> Stored rows
* start *
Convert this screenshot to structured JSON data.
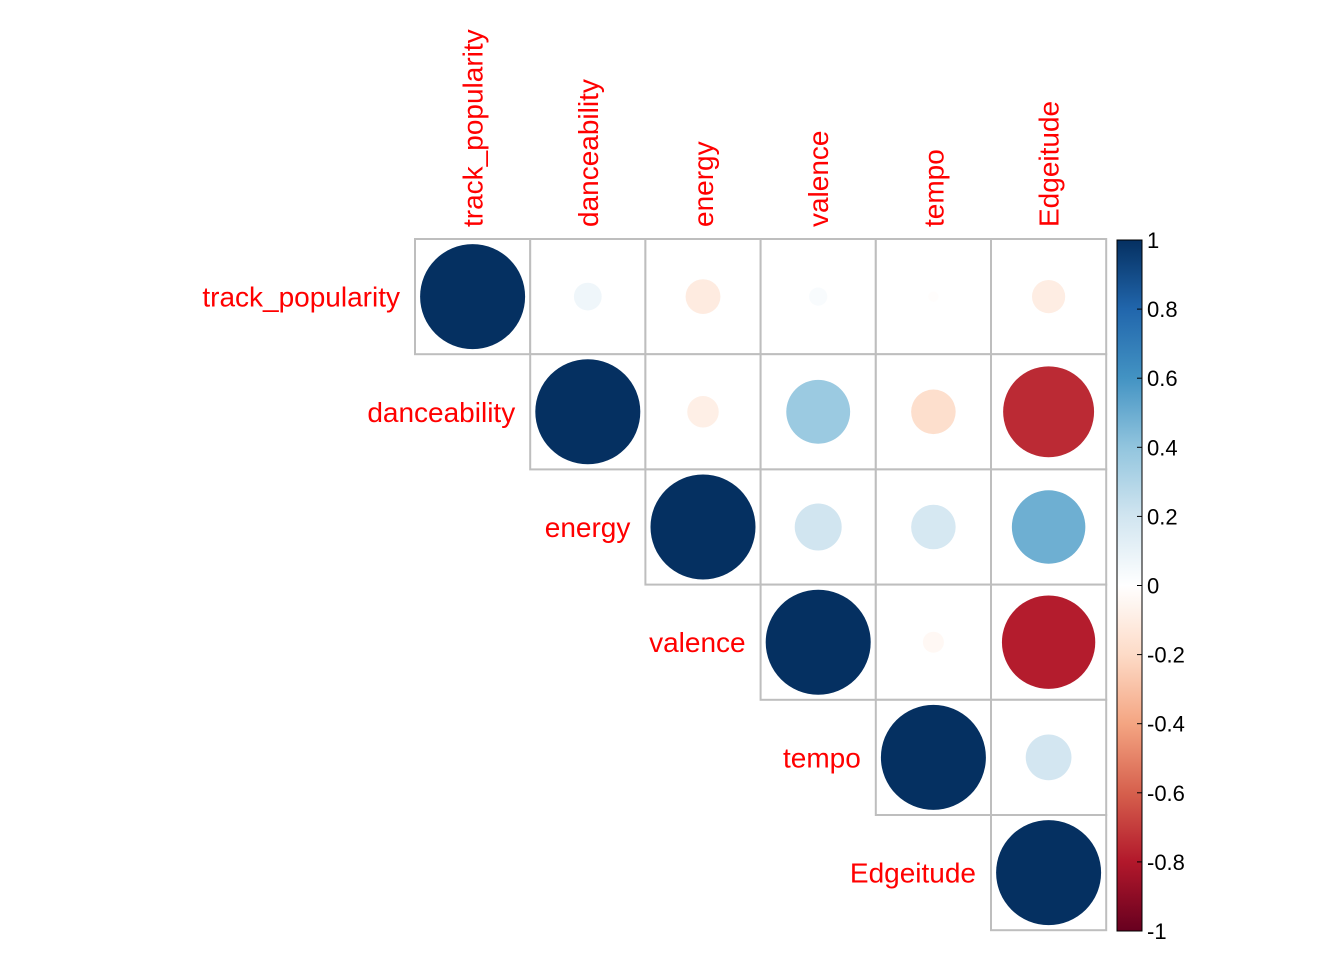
{
  "chart_data": {
    "type": "heatmap",
    "subtype": "correlation-circle-upper",
    "variables": [
      "track_popularity",
      "danceability",
      "energy",
      "valence",
      "tempo",
      "Edgeitude"
    ],
    "matrix": [
      [
        1.0,
        0.07,
        -0.11,
        0.03,
        -0.01,
        -0.1
      ],
      [
        0.07,
        1.0,
        -0.09,
        0.37,
        -0.18,
        -0.75
      ],
      [
        -0.11,
        -0.09,
        1.0,
        0.2,
        0.18,
        0.49
      ],
      [
        0.03,
        0.37,
        0.2,
        1.0,
        -0.04,
        -0.79
      ],
      [
        -0.01,
        -0.18,
        0.18,
        -0.04,
        1.0,
        0.19
      ],
      [
        -0.1,
        -0.75,
        0.49,
        -0.79,
        0.19,
        1.0
      ]
    ],
    "colorbar": {
      "range": [
        -1,
        1
      ],
      "ticks": [
        "1",
        "0.8",
        "0.6",
        "0.4",
        "0.2",
        "0",
        "-0.2",
        "-0.4",
        "-0.6",
        "-0.8",
        "-1"
      ],
      "tick_values": [
        1,
        0.8,
        0.6,
        0.4,
        0.2,
        0,
        -0.2,
        -0.4,
        -0.6,
        -0.8,
        -1
      ],
      "colors": [
        "#67001F",
        "#B2182B",
        "#D6604D",
        "#F4A582",
        "#FDDBC7",
        "#FFFFFF",
        "#D1E5F0",
        "#92C5DE",
        "#4393C3",
        "#2166AC",
        "#053061"
      ]
    },
    "label_color": "#FF0000",
    "grid_color": "#BEBEBE"
  }
}
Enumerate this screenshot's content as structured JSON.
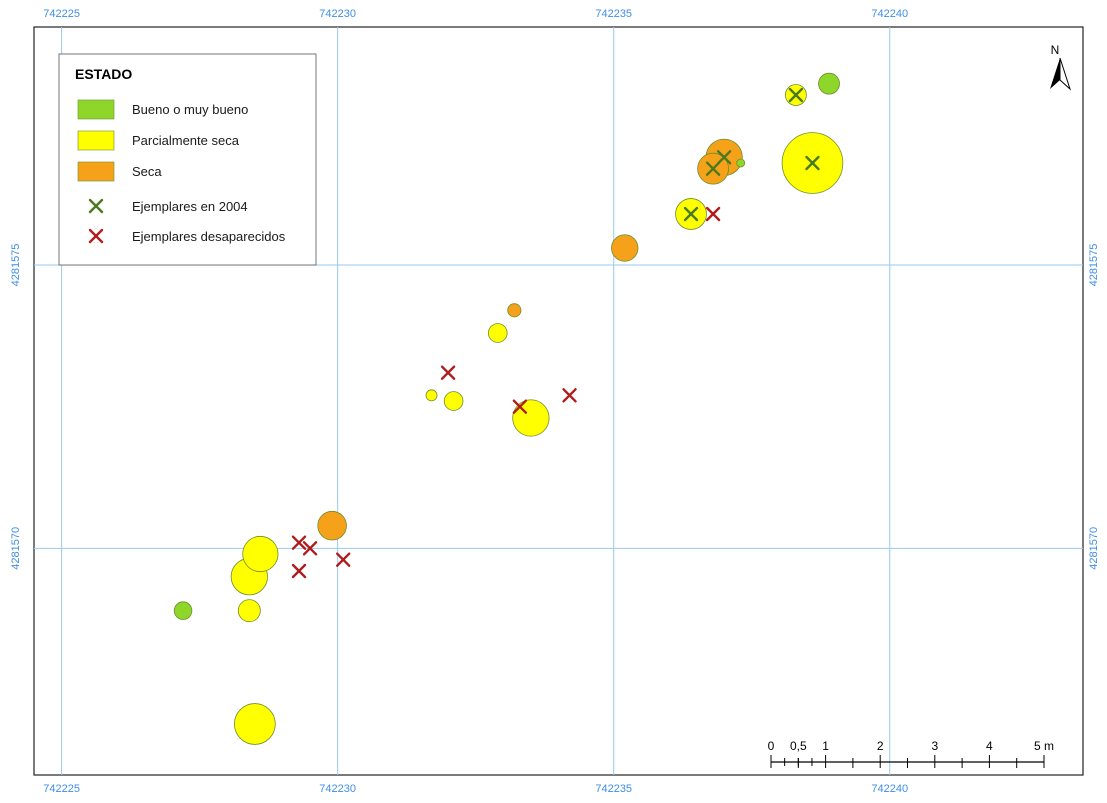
{
  "map": {
    "crs_labels": {
      "x_ticks": [
        742225,
        742230,
        742235,
        742240
      ],
      "y_ticks": [
        4281575,
        4281570
      ]
    },
    "x_range": [
      742224.5,
      742243.5
    ],
    "y_range": [
      4281566.0,
      4281579.2
    ],
    "north_label": "N"
  },
  "legend": {
    "title": "ESTADO",
    "items": [
      {
        "label": "Bueno o muy bueno",
        "symbol": "patch",
        "color": "#8fd62a"
      },
      {
        "label": "Parcialmente seca",
        "symbol": "patch",
        "color": "#ffff00"
      },
      {
        "label": "Seca",
        "symbol": "patch",
        "color": "#f5a11a"
      },
      {
        "label": "Ejemplares en 2004",
        "symbol": "x",
        "color": "#4a7a1e"
      },
      {
        "label": "Ejemplares desaparecidos",
        "symbol": "x",
        "color": "#b01b1b"
      }
    ]
  },
  "scale_bar": {
    "labels": [
      "0",
      "0,5",
      "1",
      "2",
      "3",
      "4",
      "5 m"
    ],
    "label_positions_m": [
      0,
      0.5,
      1,
      2,
      3,
      4,
      5
    ]
  },
  "features": {
    "trees": [
      {
        "x": 742238.9,
        "y": 4281578.2,
        "status": "bueno",
        "r": 0.19
      },
      {
        "x": 742238.3,
        "y": 4281578.0,
        "status": "parcial",
        "r": 0.19
      },
      {
        "x": 742237.0,
        "y": 4281576.9,
        "status": "seca",
        "r": 0.33
      },
      {
        "x": 742236.8,
        "y": 4281576.7,
        "status": "seca",
        "r": 0.28
      },
      {
        "x": 742237.3,
        "y": 4281576.8,
        "status": "bueno",
        "r": 0.06
      },
      {
        "x": 742238.6,
        "y": 4281576.8,
        "status": "parcial",
        "r": 0.55
      },
      {
        "x": 742236.4,
        "y": 4281575.9,
        "status": "parcial",
        "r": 0.28
      },
      {
        "x": 742235.2,
        "y": 4281575.3,
        "status": "seca",
        "r": 0.24
      },
      {
        "x": 742233.2,
        "y": 4281574.2,
        "status": "seca",
        "r": 0.12
      },
      {
        "x": 742232.9,
        "y": 4281573.8,
        "status": "parcial",
        "r": 0.17
      },
      {
        "x": 742231.7,
        "y": 4281572.7,
        "status": "parcial",
        "r": 0.1
      },
      {
        "x": 742232.1,
        "y": 4281572.6,
        "status": "parcial",
        "r": 0.17
      },
      {
        "x": 742233.5,
        "y": 4281572.3,
        "status": "parcial",
        "r": 0.33
      },
      {
        "x": 742229.9,
        "y": 4281570.4,
        "status": "seca",
        "r": 0.26
      },
      {
        "x": 742228.6,
        "y": 4281569.9,
        "status": "parcial",
        "r": 0.32
      },
      {
        "x": 742228.4,
        "y": 4281569.5,
        "status": "parcial",
        "r": 0.33
      },
      {
        "x": 742228.4,
        "y": 4281568.9,
        "status": "parcial",
        "r": 0.2
      },
      {
        "x": 742227.2,
        "y": 4281568.9,
        "status": "bueno",
        "r": 0.16
      },
      {
        "x": 742228.5,
        "y": 4281566.9,
        "status": "parcial",
        "r": 0.37
      }
    ],
    "markers_2004": [
      {
        "x": 742238.3,
        "y": 4281578.0
      },
      {
        "x": 742237.0,
        "y": 4281576.9
      },
      {
        "x": 742236.8,
        "y": 4281576.7
      },
      {
        "x": 742238.6,
        "y": 4281576.8
      },
      {
        "x": 742236.4,
        "y": 4281575.9
      }
    ],
    "markers_missing": [
      {
        "x": 742236.8,
        "y": 4281575.9
      },
      {
        "x": 742232.0,
        "y": 4281573.1
      },
      {
        "x": 742233.3,
        "y": 4281572.5
      },
      {
        "x": 742234.2,
        "y": 4281572.7
      },
      {
        "x": 742229.3,
        "y": 4281570.1
      },
      {
        "x": 742229.5,
        "y": 4281570.0
      },
      {
        "x": 742229.3,
        "y": 4281569.6
      },
      {
        "x": 742230.1,
        "y": 4281569.8
      }
    ]
  },
  "colors": {
    "bueno": "#8fd62a",
    "parcial": "#ffff00",
    "seca": "#f5a11a",
    "circle_stroke": "#6d8f2a",
    "x_2004": "#4a7a1e",
    "x_missing": "#b01b1b",
    "grid": "#9ac8f0"
  }
}
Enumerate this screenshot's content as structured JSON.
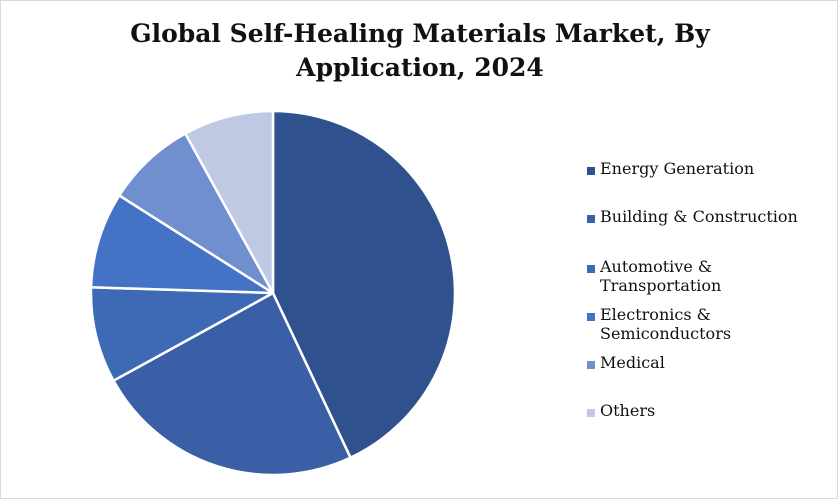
{
  "chart_data": {
    "type": "pie",
    "title_lines": [
      "Global Self-Healing Materials Market, By",
      "Application, 2024"
    ],
    "categories": [
      "Energy Generation",
      "Building & Construction",
      "Automotive & Transportation",
      "Electronics & Semiconductors",
      "Medical",
      "Others"
    ],
    "legend_lines": [
      [
        "Energy Generation"
      ],
      [
        "Building & Construction"
      ],
      [
        "Automotive &",
        "Transportation"
      ],
      [
        "Electronics &",
        "Semiconductors"
      ],
      [
        "Medical"
      ],
      [
        "Others"
      ]
    ],
    "values": [
      43,
      24,
      8.5,
      8.5,
      8,
      8
    ],
    "unit": "%",
    "colors": [
      "#2f528f",
      "#3a5fa6",
      "#3e69b4",
      "#4472c4",
      "#6f8fce",
      "#bfc9e4"
    ],
    "legend_placement": "right",
    "start_angle": "12 o'clock",
    "direction": "clockwise",
    "slice_border_color": "#ffffff"
  }
}
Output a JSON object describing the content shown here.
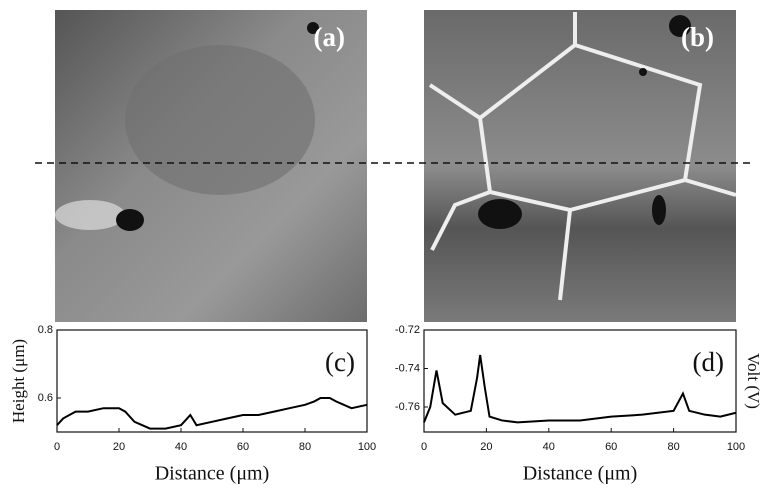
{
  "chart_data": [
    {
      "type": "image",
      "label": "(a)"
    },
    {
      "type": "image",
      "label": "(b)"
    },
    {
      "type": "line",
      "label": "(c)",
      "x_label": "Distance (μm)",
      "y_label": "Height (μm)",
      "x": [
        0,
        2,
        4,
        6,
        10,
        15,
        20,
        22,
        25,
        30,
        35,
        40,
        42,
        43,
        45,
        50,
        55,
        60,
        65,
        70,
        75,
        80,
        83,
        85,
        88,
        90,
        95,
        100
      ],
      "series": [
        {
          "color": "#000000",
          "values": [
            0.52,
            0.54,
            0.55,
            0.56,
            0.56,
            0.57,
            0.57,
            0.56,
            0.53,
            0.51,
            0.51,
            0.52,
            0.54,
            0.55,
            0.52,
            0.53,
            0.54,
            0.55,
            0.55,
            0.56,
            0.57,
            0.58,
            0.59,
            0.6,
            0.6,
            0.59,
            0.57,
            0.58
          ]
        }
      ],
      "xlim": [
        0,
        100
      ],
      "ylim": [
        0.5,
        0.8
      ],
      "xticks": [
        0,
        20,
        40,
        60,
        80,
        100
      ],
      "yticks": [
        0.6,
        0.8
      ]
    },
    {
      "type": "line",
      "label": "(d)",
      "x_label": "Distance (μm)",
      "y_label": "Volt (V)",
      "x": [
        0,
        2,
        4,
        6,
        10,
        15,
        17,
        18,
        19.5,
        21,
        25,
        30,
        40,
        50,
        60,
        70,
        80,
        83,
        85,
        90,
        95,
        100
      ],
      "series": [
        {
          "color": "#000000",
          "values": [
            -0.768,
            -0.76,
            -0.741,
            -0.758,
            -0.764,
            -0.762,
            -0.745,
            -0.733,
            -0.75,
            -0.765,
            -0.767,
            -0.768,
            -0.767,
            -0.767,
            -0.765,
            -0.764,
            -0.762,
            -0.753,
            -0.762,
            -0.764,
            -0.765,
            -0.763
          ]
        }
      ],
      "xlim": [
        0,
        100
      ],
      "ylim": [
        -0.773,
        -0.72
      ],
      "xticks": [
        0,
        20,
        40,
        60,
        80,
        100
      ],
      "yticks": [
        -0.76,
        -0.74,
        -0.72
      ]
    }
  ]
}
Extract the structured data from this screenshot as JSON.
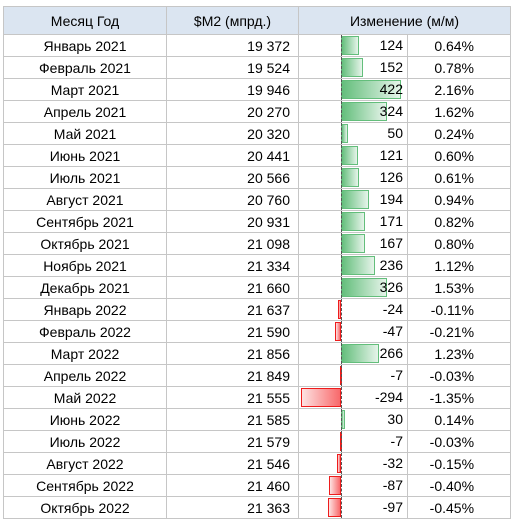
{
  "table": {
    "headers": {
      "month": "Месяц Год",
      "m2": "$M2 (мпрд.)",
      "change": "Изменение (м/м)"
    },
    "colors": {
      "positive_bar": "#63be7b",
      "negative_bar": "#f8696b",
      "header_bg": "#dbe5f1"
    },
    "rows": [
      {
        "month": "Январь 2021",
        "m2": "19 372",
        "change": "124",
        "change_value": 124,
        "pct": "0.64%"
      },
      {
        "month": "Февраль 2021",
        "m2": "19 524",
        "change": "152",
        "change_value": 152,
        "pct": "0.78%"
      },
      {
        "month": "Март 2021",
        "m2": "19 946",
        "change": "422",
        "change_value": 422,
        "pct": "2.16%"
      },
      {
        "month": "Апрель 2021",
        "m2": "20 270",
        "change": "324",
        "change_value": 324,
        "pct": "1.62%"
      },
      {
        "month": "Май 2021",
        "m2": "20 320",
        "change": "50",
        "change_value": 50,
        "pct": "0.24%"
      },
      {
        "month": "Июнь 2021",
        "m2": "20 441",
        "change": "121",
        "change_value": 121,
        "pct": "0.60%"
      },
      {
        "month": "Июль 2021",
        "m2": "20 566",
        "change": "126",
        "change_value": 126,
        "pct": "0.61%"
      },
      {
        "month": "Август 2021",
        "m2": "20 760",
        "change": "194",
        "change_value": 194,
        "pct": "0.94%"
      },
      {
        "month": "Сентябрь 2021",
        "m2": "20 931",
        "change": "171",
        "change_value": 171,
        "pct": "0.82%"
      },
      {
        "month": "Октябрь 2021",
        "m2": "21 098",
        "change": "167",
        "change_value": 167,
        "pct": "0.80%"
      },
      {
        "month": "Ноябрь 2021",
        "m2": "21 334",
        "change": "236",
        "change_value": 236,
        "pct": "1.12%"
      },
      {
        "month": "Декабрь 2021",
        "m2": "21 660",
        "change": "326",
        "change_value": 326,
        "pct": "1.53%"
      },
      {
        "month": "Январь 2022",
        "m2": "21 637",
        "change": "-24",
        "change_value": -24,
        "pct": "-0.11%"
      },
      {
        "month": "Февраль 2022",
        "m2": "21 590",
        "change": "-47",
        "change_value": -47,
        "pct": "-0.21%"
      },
      {
        "month": "Март 2022",
        "m2": "21 856",
        "change": "266",
        "change_value": 266,
        "pct": "1.23%"
      },
      {
        "month": "Апрель 2022",
        "m2": "21 849",
        "change": "-7",
        "change_value": -7,
        "pct": "-0.03%"
      },
      {
        "month": "Май 2022",
        "m2": "21 555",
        "change": "-294",
        "change_value": -294,
        "pct": "-1.35%"
      },
      {
        "month": "Июнь 2022",
        "m2": "21 585",
        "change": "30",
        "change_value": 30,
        "pct": "0.14%"
      },
      {
        "month": "Июль 2022",
        "m2": "21 579",
        "change": "-7",
        "change_value": -7,
        "pct": "-0.03%"
      },
      {
        "month": "Август 2022",
        "m2": "21 546",
        "change": "-32",
        "change_value": -32,
        "pct": "-0.15%"
      },
      {
        "month": "Сентябрь 2022",
        "m2": "21 460",
        "change": "-87",
        "change_value": -87,
        "pct": "-0.40%"
      },
      {
        "month": "Октябрь 2022",
        "m2": "21 363",
        "change": "-97",
        "change_value": -97,
        "pct": "-0.45%"
      }
    ]
  }
}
* end *
> Your instructions
Using the material above, count the lines containing the word "Апрель". Reply with the number alone.

> Task response
2